Data entries for graphics:
================

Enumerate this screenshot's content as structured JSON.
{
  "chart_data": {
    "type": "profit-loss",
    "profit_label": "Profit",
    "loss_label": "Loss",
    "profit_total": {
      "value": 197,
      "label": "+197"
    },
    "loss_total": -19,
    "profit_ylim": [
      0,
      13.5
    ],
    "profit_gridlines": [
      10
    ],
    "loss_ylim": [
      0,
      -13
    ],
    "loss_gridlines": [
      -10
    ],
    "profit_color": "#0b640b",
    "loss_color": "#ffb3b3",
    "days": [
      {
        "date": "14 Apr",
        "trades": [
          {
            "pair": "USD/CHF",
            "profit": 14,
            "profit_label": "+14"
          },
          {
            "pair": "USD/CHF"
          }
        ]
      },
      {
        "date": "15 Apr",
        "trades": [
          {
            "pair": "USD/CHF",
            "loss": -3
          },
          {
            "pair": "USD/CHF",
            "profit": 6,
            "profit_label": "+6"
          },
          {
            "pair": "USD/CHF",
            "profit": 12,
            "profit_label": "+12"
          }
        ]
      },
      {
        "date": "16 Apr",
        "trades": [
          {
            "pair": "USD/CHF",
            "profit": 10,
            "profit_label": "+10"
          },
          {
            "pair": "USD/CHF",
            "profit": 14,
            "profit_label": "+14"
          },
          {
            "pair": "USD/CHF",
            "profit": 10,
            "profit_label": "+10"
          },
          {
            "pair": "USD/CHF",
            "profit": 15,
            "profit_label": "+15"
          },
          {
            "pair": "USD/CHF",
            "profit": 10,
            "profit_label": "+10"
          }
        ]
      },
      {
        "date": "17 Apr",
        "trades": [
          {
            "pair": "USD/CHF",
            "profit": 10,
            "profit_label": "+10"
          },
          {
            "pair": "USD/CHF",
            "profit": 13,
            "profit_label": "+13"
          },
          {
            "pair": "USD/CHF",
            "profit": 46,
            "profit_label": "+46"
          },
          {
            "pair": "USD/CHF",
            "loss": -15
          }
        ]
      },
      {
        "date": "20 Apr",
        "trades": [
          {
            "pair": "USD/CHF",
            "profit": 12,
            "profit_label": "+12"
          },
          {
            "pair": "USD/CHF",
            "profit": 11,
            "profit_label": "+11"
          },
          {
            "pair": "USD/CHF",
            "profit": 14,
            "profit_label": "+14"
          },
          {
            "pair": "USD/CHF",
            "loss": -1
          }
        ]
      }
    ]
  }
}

================

Make an exact copy of all the data.

Enumerate this screenshot's content as structured JSON.
{
  "chart_data": {
    "type": "profit-loss",
    "profit_label": "Profit",
    "loss_label": "Loss",
    "profit_total": {
      "value": 197,
      "label": "+197"
    },
    "loss_total": -19,
    "profit_ylim": [
      0,
      13.5
    ],
    "profit_gridlines": [
      10
    ],
    "loss_ylim": [
      0,
      -13
    ],
    "loss_gridlines": [
      -10
    ],
    "profit_color": "#0b640b",
    "loss_color": "#ffb3b3",
    "days": [
      {
        "date": "14 Apr",
        "trades": [
          {
            "pair": "USD/CHF",
            "profit": 14,
            "profit_label": "+14"
          },
          {
            "pair": "USD/CHF"
          }
        ]
      },
      {
        "date": "15 Apr",
        "trades": [
          {
            "pair": "USD/CHF",
            "loss": -3
          },
          {
            "pair": "USD/CHF",
            "profit": 6,
            "profit_label": "+6"
          },
          {
            "pair": "USD/CHF",
            "profit": 12,
            "profit_label": "+12"
          }
        ]
      },
      {
        "date": "16 Apr",
        "trades": [
          {
            "pair": "USD/CHF",
            "profit": 10,
            "profit_label": "+10"
          },
          {
            "pair": "USD/CHF",
            "profit": 14,
            "profit_label": "+14"
          },
          {
            "pair": "USD/CHF",
            "profit": 10,
            "profit_label": "+10"
          },
          {
            "pair": "USD/CHF",
            "profit": 15,
            "profit_label": "+15"
          },
          {
            "pair": "USD/CHF",
            "profit": 10,
            "profit_label": "+10"
          }
        ]
      },
      {
        "date": "17 Apr",
        "trades": [
          {
            "pair": "USD/CHF",
            "profit": 10,
            "profit_label": "+10"
          },
          {
            "pair": "USD/CHF",
            "profit": 13,
            "profit_label": "+13"
          },
          {
            "pair": "USD/CHF",
            "profit": 46,
            "profit_label": "+46"
          },
          {
            "pair": "USD/CHF",
            "loss": -15
          }
        ]
      },
      {
        "date": "20 Apr",
        "trades": [
          {
            "pair": "USD/CHF",
            "profit": 12,
            "profit_label": "+12"
          },
          {
            "pair": "USD/CHF",
            "profit": 11,
            "profit_label": "+11"
          },
          {
            "pair": "USD/CHF",
            "profit": 14,
            "profit_label": "+14"
          },
          {
            "pair": "USD/CHF",
            "loss": -1
          }
        ]
      }
    ]
  }
}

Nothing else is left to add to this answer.